=== WHAT YOU HAVE TO DO ===
Look over the lines below. Report each one that includes the string "document".

- - - -

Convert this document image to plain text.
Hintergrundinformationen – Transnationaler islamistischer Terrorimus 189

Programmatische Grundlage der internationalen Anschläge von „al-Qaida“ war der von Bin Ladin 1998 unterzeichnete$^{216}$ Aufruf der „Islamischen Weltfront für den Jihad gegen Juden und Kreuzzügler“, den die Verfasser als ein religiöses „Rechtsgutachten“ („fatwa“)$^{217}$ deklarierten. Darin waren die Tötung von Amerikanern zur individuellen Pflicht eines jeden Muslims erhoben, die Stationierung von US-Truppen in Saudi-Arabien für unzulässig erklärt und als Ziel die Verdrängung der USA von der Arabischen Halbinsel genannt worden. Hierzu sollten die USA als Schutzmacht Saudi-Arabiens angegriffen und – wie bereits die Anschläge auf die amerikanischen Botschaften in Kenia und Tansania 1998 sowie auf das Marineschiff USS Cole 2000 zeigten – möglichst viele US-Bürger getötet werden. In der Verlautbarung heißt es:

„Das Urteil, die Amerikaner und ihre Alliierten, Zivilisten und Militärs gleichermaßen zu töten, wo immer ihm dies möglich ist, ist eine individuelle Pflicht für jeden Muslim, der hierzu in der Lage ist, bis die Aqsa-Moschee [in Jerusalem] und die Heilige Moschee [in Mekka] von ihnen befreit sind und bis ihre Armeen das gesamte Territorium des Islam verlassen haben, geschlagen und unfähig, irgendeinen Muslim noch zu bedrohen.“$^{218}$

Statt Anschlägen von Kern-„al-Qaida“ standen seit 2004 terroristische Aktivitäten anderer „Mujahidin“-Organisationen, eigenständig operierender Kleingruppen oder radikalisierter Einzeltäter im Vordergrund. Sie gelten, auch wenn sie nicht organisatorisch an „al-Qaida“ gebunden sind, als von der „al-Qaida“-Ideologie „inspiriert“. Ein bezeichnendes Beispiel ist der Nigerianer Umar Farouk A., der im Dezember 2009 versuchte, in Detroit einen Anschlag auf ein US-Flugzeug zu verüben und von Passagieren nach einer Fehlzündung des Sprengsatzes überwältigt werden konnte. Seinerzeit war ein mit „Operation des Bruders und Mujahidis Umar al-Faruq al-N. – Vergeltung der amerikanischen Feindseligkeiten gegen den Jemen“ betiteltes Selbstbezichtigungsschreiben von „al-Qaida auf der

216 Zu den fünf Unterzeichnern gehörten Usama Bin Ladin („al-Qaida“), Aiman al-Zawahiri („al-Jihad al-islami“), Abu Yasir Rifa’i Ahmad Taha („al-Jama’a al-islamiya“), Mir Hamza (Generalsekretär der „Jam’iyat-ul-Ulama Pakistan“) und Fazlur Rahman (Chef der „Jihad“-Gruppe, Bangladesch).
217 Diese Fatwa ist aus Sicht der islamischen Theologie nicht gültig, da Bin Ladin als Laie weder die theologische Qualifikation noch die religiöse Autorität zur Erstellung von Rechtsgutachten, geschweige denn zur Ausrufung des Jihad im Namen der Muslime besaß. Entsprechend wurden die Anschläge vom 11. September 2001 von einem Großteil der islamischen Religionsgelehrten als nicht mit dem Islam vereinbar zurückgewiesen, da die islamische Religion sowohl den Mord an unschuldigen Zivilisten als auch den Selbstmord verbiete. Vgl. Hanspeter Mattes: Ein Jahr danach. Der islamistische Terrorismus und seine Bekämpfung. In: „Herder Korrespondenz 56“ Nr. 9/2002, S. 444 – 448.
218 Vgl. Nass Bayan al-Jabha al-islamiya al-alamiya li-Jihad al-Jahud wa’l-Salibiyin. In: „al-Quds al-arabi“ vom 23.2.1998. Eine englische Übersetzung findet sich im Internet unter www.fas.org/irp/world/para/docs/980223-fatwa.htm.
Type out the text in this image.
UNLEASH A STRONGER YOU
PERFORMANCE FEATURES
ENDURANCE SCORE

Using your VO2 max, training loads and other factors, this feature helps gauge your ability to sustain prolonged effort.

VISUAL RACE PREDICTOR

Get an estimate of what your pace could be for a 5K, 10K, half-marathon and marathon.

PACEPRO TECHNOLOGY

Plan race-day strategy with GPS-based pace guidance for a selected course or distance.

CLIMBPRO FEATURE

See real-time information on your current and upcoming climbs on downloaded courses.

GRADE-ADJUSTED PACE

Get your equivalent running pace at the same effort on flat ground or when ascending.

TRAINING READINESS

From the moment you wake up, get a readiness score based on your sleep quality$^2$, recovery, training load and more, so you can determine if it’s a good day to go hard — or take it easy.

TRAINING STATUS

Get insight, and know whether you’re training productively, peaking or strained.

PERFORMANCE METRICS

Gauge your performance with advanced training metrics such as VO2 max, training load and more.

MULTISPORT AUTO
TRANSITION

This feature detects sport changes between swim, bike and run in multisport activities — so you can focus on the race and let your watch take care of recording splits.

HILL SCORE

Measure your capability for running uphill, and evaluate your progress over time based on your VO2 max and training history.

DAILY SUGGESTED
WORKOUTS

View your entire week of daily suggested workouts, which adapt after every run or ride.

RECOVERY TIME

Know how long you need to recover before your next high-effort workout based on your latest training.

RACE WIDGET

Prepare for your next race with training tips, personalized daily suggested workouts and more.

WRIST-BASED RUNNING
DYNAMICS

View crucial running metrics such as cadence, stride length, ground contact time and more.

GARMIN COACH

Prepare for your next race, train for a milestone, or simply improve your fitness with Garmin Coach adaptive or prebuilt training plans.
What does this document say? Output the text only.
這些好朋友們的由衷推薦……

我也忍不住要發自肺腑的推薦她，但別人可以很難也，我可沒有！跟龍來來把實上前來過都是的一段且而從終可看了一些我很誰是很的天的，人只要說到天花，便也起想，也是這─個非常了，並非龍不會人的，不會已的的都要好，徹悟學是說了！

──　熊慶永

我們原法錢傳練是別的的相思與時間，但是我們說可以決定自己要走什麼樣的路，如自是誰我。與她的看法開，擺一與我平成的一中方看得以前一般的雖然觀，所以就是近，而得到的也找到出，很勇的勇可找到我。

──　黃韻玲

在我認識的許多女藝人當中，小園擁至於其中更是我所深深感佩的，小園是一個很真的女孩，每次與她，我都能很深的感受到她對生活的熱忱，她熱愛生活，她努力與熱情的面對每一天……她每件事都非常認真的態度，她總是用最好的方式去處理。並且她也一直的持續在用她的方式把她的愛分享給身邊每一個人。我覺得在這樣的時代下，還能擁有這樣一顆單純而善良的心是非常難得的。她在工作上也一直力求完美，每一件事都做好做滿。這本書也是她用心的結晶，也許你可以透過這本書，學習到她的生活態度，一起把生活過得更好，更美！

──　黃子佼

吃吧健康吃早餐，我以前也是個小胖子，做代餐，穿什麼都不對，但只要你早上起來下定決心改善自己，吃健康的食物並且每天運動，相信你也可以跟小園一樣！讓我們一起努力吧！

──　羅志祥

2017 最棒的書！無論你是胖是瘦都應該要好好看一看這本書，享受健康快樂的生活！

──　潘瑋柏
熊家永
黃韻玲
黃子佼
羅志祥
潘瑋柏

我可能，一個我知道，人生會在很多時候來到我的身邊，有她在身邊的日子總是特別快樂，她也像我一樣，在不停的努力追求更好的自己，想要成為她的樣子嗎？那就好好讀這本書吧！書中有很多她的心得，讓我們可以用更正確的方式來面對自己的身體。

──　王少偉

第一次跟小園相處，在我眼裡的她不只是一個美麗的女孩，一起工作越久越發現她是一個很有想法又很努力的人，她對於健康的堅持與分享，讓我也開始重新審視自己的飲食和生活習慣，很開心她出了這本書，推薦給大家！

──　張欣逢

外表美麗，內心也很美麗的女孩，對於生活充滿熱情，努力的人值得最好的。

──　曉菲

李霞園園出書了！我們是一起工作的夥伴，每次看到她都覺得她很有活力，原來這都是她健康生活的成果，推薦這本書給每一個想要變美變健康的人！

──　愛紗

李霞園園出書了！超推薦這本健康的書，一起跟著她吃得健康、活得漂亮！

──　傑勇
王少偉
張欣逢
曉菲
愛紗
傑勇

- - - -

=== RESPONSE TO THIS EXERCISE ===
Convert this document image to plain text.
What does this document say? Output the text only.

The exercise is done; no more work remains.